::: RAW RECORDS

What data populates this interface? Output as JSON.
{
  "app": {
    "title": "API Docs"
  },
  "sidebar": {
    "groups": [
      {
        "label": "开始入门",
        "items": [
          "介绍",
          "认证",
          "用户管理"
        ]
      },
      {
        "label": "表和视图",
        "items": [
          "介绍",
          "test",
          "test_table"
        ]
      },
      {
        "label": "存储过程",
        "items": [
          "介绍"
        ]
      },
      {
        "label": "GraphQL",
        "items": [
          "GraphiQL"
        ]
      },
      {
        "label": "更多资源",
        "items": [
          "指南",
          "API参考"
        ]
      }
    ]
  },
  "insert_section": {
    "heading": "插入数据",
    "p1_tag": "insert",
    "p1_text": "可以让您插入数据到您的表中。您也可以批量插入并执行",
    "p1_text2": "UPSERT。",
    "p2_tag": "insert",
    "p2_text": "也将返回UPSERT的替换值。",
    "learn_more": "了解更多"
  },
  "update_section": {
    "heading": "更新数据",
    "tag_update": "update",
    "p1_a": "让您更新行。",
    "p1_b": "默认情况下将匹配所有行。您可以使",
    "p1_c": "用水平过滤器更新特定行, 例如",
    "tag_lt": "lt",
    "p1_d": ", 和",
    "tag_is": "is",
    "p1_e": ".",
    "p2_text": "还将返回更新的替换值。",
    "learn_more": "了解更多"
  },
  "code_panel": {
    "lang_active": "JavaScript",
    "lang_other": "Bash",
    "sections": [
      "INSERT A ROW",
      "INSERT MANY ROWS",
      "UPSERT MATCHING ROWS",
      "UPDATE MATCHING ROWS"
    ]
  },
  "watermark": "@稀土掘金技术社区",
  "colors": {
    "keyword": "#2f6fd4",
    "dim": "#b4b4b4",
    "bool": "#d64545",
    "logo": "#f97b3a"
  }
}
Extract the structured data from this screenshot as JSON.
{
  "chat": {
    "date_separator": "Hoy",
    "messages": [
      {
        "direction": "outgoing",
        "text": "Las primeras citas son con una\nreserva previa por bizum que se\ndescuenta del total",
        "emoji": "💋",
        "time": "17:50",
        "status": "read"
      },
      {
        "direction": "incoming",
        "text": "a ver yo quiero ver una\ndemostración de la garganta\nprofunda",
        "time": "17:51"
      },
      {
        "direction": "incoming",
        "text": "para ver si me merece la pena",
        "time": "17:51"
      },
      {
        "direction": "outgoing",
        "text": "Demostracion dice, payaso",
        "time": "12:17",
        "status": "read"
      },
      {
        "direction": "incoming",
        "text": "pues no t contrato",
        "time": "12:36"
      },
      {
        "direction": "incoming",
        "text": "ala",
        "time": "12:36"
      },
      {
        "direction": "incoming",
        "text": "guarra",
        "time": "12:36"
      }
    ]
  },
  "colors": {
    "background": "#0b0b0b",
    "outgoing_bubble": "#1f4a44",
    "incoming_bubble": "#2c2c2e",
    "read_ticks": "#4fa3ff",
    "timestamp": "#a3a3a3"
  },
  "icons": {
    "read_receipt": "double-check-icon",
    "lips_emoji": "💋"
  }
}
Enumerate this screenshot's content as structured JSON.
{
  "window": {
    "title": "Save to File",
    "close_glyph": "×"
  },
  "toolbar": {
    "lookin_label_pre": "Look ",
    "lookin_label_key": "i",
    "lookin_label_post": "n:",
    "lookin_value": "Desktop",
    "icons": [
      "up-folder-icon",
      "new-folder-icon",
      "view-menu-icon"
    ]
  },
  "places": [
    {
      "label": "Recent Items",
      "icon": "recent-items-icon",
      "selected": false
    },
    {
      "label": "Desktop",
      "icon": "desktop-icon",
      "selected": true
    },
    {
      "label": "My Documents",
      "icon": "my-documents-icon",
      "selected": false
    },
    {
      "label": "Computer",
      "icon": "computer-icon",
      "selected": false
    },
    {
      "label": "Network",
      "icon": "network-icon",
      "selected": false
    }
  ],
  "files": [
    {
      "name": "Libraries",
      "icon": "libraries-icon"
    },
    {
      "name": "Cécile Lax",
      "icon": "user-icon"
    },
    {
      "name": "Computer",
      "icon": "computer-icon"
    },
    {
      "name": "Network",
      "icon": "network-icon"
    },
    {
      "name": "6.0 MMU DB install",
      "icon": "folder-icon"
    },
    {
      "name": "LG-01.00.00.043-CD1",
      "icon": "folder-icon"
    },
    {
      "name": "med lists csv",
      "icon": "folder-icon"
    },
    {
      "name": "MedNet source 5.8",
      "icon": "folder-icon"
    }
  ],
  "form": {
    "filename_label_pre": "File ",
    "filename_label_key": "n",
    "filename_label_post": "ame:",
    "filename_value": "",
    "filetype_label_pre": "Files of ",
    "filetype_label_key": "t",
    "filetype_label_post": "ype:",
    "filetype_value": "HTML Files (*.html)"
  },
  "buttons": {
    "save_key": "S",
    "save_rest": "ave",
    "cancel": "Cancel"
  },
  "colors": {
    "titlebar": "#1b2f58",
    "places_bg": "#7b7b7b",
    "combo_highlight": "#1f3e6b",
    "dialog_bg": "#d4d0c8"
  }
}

::::::

#### PROMPT
Lines containing "data" are to be counted. State the total and add nothing.

#### WRITTEN ANSWER
2